§ TASKS TO CARRY OUT:
**a)** Rewrite the paragraph of the article on Red Hat's open-source AI direction that begins "In an exclusive virtual media roundtable" as a brief list, keeping its main facts.
**b)** Write the next part of the article on Red Hat's open-source AI direction, continuing after its final sentence.

§ PASSAGE FOR REVIEW:
Red Hat leaders map out open-source AI direction

Open-source AI development is reshaping how enterprises build and run modern infrastructure.

Red Hat Summit 2025 featured a series of announcements, including Red Hat Enterprise Linux 10, updates to OpenShift Virtualisation, and new AI-related initiatives. Senior leaders presented these releases within the context of ongoing developments in open-source software and enterprise AI adoption.

In an exclusive virtual media roundtable, President and CEO Matt Hicks, Chief Product Officer Ashesh Badani, Chief Technology Officer Chris Wright, and Chief Revenue Officer Andrew Brown discussed the technical and operational considerations behind the announcements, as well as their observations on AI use cases emerging in Asia-Pacific.

Open-source roots

According to Hicks, balancing AI commercialisation and enterprise adoption with the company’s open-source principles is achievable because Red Hat positions itself as an infrastructure provider focused on supporting a range of application requirements with choice and flexibility.

“Take vLLM (virtual large language model) as an example. It is unusual in open source to see something with the same level of collaboration and standardisation that shaped Linux or Kubernetes. Having open source as the default lets people run these models themselves and build on top of them,” he said.

In the early days of open-source technology, security was a primary concern, noted Wright.

“There were also concerns around robustness and reliability for software expected to support critical infrastructure. With transparency and openness in the development process, those security concerns quickly moved into the background,” he recalled.

According to Wright, a core value of open source is visibility into the software as it is being built, allowing users to examine how it works.

“In most cases, we’d argue that open source is more secure, similar to how cryptographic algorithms are expected to be open for detailed scrutiny of how they are constructed and operated,” he said.

In the context of LLMs, there is still debate over what open source means, Wright said.

“The models are built from large, curated data sets through a comprehensive pre-training process that produces the model. The models are then licenced as an artifact, and access to them may or may not be open. What we call open models typically carry an open-source licence for the artifact, often the same licence used in open-source software. This allows people to use the model, tune it, change its weights, and redistribute it,” he said.

Security concerns surrounding AI models involve separate issues, Wright noted, including bias and hallucination. Despite these challenges, he said the open-source approach remains a practical path.

“Our view is that the more open the process for generating, sharing, and tuning models, the better we can improve every dimension of security. I don’t think we are moving into a world where the only viable solution is a proprietary model,” he said.

APAC outlook

In terms of regional potential for AI, Brown said Asia-Pacific represents a significant share of the market, accounting for about 35%.

Dataset items
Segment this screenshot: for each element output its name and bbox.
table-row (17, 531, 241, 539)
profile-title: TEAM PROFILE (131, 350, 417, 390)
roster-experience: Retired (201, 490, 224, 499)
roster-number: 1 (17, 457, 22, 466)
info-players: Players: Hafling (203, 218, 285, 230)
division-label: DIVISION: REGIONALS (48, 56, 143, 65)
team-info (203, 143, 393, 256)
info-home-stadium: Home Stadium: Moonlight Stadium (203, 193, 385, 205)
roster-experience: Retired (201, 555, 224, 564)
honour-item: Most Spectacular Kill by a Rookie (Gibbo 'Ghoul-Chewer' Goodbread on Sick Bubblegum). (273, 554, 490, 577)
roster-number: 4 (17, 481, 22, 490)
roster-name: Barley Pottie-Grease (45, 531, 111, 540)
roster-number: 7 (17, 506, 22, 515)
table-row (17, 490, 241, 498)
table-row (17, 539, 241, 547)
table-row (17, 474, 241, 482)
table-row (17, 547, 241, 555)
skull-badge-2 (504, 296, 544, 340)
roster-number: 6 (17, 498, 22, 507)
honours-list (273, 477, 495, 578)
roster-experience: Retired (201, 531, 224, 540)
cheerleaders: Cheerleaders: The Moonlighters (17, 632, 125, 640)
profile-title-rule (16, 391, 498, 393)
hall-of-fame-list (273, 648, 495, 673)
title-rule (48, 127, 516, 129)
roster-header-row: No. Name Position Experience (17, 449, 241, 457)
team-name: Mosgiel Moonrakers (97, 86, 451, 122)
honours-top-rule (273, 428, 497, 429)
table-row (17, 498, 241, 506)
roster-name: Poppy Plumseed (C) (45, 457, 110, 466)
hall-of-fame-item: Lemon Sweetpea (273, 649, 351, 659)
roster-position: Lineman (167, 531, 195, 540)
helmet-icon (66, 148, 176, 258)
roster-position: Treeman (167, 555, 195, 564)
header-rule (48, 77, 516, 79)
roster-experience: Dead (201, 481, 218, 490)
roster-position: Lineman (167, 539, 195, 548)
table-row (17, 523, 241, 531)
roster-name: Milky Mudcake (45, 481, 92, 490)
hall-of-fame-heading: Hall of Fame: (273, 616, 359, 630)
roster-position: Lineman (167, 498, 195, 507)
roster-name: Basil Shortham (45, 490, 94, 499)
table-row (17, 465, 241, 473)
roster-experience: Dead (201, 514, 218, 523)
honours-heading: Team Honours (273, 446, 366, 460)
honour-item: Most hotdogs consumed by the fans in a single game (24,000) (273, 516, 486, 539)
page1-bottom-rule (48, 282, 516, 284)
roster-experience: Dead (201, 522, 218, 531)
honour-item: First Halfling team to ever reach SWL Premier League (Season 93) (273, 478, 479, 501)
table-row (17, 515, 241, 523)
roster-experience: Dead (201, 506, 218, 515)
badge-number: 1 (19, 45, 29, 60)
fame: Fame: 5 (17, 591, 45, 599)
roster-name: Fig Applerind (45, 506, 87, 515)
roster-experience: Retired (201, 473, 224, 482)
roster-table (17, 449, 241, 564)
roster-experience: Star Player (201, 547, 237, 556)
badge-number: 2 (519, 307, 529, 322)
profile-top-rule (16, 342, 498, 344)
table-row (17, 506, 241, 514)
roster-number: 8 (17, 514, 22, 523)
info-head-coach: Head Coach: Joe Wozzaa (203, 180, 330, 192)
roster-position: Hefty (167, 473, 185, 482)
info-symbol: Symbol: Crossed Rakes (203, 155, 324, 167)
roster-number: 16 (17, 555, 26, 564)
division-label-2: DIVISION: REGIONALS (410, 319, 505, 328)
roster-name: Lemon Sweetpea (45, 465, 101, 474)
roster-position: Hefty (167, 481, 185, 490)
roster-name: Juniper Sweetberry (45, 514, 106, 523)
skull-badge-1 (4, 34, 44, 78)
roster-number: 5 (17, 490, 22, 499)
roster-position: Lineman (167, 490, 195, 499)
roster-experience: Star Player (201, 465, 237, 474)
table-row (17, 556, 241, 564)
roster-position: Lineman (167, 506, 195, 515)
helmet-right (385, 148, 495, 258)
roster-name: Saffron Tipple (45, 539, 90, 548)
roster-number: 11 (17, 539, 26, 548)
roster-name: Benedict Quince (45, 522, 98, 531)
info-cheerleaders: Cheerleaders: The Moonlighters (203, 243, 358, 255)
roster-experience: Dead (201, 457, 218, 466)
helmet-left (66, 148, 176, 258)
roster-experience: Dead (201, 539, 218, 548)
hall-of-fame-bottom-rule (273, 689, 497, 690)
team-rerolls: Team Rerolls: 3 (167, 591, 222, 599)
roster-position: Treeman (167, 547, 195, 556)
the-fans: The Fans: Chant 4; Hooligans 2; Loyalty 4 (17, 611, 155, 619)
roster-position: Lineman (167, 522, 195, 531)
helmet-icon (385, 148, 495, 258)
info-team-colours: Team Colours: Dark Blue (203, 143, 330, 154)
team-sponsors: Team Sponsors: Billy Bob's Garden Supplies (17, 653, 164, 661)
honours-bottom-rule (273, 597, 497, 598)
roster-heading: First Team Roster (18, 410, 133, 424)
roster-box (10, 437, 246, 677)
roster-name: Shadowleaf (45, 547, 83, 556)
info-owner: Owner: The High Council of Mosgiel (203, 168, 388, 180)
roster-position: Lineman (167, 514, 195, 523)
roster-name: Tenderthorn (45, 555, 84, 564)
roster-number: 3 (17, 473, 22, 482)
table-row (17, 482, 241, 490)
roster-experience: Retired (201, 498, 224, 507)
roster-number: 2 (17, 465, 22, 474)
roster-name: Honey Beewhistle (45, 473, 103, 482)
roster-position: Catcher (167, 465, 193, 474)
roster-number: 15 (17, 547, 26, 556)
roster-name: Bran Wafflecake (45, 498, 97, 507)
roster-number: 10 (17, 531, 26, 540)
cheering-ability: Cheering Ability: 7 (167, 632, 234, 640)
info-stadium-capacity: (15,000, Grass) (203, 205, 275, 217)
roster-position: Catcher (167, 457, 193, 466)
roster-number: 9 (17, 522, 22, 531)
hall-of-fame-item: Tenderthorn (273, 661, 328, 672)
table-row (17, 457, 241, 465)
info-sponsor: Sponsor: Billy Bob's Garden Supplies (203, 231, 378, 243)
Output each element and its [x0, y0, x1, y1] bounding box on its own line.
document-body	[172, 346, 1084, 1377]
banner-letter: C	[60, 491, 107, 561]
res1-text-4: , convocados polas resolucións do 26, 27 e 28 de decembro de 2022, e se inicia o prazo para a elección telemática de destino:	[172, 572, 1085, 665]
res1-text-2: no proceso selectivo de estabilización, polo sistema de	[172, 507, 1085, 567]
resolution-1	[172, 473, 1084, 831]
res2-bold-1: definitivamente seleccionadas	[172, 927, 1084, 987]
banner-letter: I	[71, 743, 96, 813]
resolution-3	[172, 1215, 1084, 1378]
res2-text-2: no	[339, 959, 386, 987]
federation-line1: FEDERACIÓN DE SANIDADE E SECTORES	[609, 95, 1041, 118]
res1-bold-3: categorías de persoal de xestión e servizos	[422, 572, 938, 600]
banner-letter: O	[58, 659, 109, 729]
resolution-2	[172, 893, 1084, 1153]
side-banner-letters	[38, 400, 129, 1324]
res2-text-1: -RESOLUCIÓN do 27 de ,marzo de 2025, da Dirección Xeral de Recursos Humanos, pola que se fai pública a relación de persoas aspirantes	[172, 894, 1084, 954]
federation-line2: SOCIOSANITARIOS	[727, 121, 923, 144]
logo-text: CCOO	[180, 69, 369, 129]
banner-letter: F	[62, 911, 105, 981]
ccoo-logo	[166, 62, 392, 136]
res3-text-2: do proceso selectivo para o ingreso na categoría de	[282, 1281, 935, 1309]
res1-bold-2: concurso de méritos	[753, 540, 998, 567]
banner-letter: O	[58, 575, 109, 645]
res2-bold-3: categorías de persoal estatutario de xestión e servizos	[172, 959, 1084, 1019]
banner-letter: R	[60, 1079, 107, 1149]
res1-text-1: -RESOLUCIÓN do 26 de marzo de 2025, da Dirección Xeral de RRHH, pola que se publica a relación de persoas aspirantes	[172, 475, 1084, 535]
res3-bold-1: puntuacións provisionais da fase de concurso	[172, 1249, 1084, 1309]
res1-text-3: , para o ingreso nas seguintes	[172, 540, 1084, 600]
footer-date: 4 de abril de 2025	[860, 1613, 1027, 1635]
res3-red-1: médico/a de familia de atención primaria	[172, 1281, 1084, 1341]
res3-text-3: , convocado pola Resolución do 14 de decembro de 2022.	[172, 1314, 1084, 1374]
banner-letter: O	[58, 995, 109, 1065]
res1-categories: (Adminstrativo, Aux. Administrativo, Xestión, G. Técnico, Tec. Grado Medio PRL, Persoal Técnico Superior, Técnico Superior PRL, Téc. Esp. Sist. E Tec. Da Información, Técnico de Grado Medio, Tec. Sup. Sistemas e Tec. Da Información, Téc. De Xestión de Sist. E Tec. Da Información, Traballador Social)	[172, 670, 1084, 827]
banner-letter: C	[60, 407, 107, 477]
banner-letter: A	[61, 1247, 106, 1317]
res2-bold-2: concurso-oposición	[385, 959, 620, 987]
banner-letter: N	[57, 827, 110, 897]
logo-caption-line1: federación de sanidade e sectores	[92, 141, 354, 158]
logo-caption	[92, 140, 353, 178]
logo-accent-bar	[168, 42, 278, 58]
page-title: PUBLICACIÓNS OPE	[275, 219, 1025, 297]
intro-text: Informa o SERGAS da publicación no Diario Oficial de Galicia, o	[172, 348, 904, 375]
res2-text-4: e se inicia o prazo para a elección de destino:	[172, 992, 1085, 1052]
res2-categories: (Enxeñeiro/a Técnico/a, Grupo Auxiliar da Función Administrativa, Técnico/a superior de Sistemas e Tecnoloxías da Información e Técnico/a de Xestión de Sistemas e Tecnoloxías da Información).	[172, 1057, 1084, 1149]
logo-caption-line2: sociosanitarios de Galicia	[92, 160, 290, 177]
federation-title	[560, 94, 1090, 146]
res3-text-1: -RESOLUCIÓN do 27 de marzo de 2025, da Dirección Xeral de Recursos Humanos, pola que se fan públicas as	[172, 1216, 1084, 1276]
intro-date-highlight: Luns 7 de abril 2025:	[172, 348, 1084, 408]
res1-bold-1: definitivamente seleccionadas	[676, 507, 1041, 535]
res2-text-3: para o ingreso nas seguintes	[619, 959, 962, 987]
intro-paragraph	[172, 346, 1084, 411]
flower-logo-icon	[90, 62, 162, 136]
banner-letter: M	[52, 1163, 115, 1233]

§ RESPONSES TO THE TASKS:
**a)**
- Setting: an exclusive virtual media roundtable
- Participants: President and CEO Matt Hicks, Chief Product Officer Ashesh Badani, Chief Technology Officer Chris Wright, Chief Revenue Officer Andrew Brown
- Topics: the technical and operational considerations behind the announcements, and their observations on AI use cases emerging in Asia-Pacific

**b)**
“It’s normally more heavily weighted towards North America, Latin America, and Europe, so this is a distinct opportunity for APAC, and the level of innovation is substantial,” he said.

There is also strong AI activity in India, China, and Southeast Asia, observed Stefanie Chiras, Red Hat’s SVP, Partner Ecosystem Success.

“When I met with a group of ISVs, the amount of AI they were integrating into their offerings was notable. We formed a co-creation team in Asia-Pacific to work with ISVs, connect their work with Red Hat technology, and bridge it into systems integrators and other partners who bring it to customers,” she said.

Brown also highlighted the importance of aligning with customers’ progression in their AI adoption.

“We’re providing them with platform choice to start small and scale as customer demands or partner requirements evolve,” he said.

Enhancing the ecosystem

Open source, in its simplest form, is only a licence unless a broader community sustains it, Badani noted. According to him, this is why Red Hat continues to work with organisations such as Google, AMD, and Nvidia.

“It’s important that when we talk about open source, we do so within a community, not solely from Red Hat’s perspective,” he said.

One of the key announcements this year was the launch of the llm-d Community, which aims to make production generative AI more widely accessible. The open-source project is developed with founding contributors CoreWeave, Google Cloud, IBM Research, and Nvidia, and joined by industry participants AMD, Cisco, Hugging Face, Intel, Lambda, and Mistral AI, along with university supporters at the University of California, Berkeley, and the University of Chicago.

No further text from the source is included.